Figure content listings
================

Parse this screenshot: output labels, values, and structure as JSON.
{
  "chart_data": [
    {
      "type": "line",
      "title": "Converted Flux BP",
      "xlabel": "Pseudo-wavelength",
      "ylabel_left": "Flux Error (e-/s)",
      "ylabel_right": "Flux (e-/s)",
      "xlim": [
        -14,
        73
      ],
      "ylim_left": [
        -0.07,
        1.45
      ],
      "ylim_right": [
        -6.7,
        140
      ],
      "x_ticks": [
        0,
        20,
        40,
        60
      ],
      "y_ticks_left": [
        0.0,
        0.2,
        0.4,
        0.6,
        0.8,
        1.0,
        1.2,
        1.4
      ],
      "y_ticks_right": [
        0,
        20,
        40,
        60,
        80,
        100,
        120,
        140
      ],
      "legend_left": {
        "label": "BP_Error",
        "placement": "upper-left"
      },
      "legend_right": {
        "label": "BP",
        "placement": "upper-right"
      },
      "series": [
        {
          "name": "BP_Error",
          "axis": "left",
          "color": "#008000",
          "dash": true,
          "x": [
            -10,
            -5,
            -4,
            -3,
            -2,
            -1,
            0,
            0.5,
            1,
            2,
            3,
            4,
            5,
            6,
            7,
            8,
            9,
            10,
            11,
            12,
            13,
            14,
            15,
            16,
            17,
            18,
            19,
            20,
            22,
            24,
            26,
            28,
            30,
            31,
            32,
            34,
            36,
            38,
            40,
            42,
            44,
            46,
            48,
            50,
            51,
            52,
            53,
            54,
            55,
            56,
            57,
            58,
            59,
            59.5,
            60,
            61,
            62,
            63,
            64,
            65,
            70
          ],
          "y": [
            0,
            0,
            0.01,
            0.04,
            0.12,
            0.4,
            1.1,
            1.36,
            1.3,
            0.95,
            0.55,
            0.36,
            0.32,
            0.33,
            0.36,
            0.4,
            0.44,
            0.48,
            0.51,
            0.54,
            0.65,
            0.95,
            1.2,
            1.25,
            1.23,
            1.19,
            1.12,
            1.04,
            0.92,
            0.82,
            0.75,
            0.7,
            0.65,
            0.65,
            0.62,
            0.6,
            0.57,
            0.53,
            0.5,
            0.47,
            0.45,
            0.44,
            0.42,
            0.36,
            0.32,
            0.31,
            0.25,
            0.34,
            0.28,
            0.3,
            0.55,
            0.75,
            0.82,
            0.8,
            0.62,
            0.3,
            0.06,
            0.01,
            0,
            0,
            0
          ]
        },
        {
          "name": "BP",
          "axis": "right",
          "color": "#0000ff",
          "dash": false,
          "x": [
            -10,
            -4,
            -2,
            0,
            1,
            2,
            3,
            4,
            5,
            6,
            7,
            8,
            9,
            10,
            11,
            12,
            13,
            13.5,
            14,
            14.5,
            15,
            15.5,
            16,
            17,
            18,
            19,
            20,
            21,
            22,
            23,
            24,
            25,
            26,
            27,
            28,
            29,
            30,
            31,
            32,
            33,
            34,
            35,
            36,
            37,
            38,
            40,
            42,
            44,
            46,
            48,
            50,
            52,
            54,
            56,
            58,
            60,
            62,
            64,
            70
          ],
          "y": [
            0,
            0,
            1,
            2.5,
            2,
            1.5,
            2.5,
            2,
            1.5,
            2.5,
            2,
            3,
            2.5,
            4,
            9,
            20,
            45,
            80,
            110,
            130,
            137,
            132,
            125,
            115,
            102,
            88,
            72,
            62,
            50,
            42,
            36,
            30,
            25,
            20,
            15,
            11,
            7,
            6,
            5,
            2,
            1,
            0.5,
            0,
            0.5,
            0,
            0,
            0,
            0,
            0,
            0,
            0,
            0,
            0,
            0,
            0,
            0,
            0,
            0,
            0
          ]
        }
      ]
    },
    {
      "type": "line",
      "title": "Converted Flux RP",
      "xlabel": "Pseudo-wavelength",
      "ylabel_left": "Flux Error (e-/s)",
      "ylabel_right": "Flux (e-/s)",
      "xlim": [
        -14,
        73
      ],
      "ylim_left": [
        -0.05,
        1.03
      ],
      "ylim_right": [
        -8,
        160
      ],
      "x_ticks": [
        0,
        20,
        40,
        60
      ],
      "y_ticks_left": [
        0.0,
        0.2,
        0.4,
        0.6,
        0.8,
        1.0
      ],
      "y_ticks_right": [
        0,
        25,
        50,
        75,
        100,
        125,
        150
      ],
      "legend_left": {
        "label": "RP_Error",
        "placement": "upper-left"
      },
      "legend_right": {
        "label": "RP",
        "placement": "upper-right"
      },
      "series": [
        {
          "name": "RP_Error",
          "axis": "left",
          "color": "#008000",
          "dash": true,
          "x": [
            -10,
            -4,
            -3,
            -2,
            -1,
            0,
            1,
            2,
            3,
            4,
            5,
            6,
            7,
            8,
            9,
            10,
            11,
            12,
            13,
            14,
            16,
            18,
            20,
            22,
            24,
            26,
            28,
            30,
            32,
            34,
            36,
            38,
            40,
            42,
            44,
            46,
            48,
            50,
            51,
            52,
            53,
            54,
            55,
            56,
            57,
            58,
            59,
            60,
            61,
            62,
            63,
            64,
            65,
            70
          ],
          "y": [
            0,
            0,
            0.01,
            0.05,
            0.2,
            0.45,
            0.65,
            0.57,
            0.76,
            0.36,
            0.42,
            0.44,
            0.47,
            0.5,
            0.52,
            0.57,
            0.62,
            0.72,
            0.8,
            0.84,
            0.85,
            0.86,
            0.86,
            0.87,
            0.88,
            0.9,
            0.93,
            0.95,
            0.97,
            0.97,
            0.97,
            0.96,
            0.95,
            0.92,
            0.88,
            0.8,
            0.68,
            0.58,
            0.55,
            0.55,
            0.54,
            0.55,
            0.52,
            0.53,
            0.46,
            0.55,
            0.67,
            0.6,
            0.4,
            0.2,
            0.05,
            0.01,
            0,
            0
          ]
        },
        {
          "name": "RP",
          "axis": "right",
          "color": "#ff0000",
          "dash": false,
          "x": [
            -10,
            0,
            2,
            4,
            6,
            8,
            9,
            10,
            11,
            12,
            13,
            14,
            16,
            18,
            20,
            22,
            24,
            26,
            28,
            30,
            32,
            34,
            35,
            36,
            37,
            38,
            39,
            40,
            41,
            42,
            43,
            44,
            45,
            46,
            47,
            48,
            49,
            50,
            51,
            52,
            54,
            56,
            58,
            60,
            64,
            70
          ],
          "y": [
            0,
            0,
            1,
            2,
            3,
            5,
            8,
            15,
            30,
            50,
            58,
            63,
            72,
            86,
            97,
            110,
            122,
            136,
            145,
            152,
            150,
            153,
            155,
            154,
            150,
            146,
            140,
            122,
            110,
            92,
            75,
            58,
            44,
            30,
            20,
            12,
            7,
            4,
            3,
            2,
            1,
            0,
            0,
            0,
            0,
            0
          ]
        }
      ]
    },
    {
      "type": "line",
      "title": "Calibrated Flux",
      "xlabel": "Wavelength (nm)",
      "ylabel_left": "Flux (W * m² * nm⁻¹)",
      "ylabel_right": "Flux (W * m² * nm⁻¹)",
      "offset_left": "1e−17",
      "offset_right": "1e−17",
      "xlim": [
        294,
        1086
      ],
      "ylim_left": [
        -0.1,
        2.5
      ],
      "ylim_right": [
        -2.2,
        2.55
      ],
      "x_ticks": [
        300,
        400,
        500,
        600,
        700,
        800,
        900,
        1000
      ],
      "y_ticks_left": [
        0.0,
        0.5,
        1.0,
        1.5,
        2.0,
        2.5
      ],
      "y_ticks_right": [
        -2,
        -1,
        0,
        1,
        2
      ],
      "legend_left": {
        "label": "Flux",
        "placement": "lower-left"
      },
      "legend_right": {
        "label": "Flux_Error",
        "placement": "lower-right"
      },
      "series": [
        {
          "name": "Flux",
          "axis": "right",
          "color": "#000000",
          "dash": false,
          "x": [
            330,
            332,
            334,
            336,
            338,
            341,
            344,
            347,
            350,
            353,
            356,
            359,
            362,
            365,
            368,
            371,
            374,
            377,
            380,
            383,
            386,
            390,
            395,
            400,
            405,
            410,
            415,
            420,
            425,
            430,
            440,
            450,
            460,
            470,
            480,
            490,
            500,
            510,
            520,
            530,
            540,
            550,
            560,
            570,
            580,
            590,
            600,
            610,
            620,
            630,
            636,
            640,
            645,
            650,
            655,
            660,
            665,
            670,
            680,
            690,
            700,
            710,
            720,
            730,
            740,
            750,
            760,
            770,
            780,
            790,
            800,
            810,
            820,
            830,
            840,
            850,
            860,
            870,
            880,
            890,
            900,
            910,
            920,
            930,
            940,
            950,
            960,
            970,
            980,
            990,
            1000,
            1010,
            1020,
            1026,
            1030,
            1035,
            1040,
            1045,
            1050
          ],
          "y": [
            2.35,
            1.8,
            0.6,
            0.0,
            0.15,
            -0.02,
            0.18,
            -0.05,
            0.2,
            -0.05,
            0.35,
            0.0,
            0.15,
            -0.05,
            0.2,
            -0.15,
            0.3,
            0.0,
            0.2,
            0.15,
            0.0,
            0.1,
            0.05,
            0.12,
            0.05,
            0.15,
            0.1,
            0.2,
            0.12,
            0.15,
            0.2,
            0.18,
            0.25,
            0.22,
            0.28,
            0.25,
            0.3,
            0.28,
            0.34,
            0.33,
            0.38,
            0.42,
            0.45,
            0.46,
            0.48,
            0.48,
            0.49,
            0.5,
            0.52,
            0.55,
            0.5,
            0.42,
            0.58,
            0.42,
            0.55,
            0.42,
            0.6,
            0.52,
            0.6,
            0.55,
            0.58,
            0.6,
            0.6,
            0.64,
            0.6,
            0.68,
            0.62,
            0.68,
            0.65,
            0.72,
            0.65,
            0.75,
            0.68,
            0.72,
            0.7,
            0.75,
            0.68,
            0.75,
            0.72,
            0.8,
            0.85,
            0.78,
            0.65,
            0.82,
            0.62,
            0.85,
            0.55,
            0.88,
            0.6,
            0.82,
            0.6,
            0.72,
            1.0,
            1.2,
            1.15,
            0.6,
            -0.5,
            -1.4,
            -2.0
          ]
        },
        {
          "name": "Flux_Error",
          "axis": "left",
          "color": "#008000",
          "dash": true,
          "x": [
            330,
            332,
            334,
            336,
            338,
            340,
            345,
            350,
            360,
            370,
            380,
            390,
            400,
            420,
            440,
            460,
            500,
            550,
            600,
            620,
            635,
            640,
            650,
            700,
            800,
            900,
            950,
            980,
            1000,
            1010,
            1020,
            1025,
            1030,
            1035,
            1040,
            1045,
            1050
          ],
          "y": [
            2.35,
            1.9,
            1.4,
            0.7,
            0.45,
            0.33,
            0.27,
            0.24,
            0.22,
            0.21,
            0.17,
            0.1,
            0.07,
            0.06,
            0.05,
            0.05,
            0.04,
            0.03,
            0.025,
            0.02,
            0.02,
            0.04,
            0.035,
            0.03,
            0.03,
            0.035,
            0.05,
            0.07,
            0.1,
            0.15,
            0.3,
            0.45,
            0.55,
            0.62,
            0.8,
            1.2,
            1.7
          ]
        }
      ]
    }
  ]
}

================

List the lines of the records where "Converted" occurs.

      "title": "Converted Flux BP",
      "title": "Converted Flux RP",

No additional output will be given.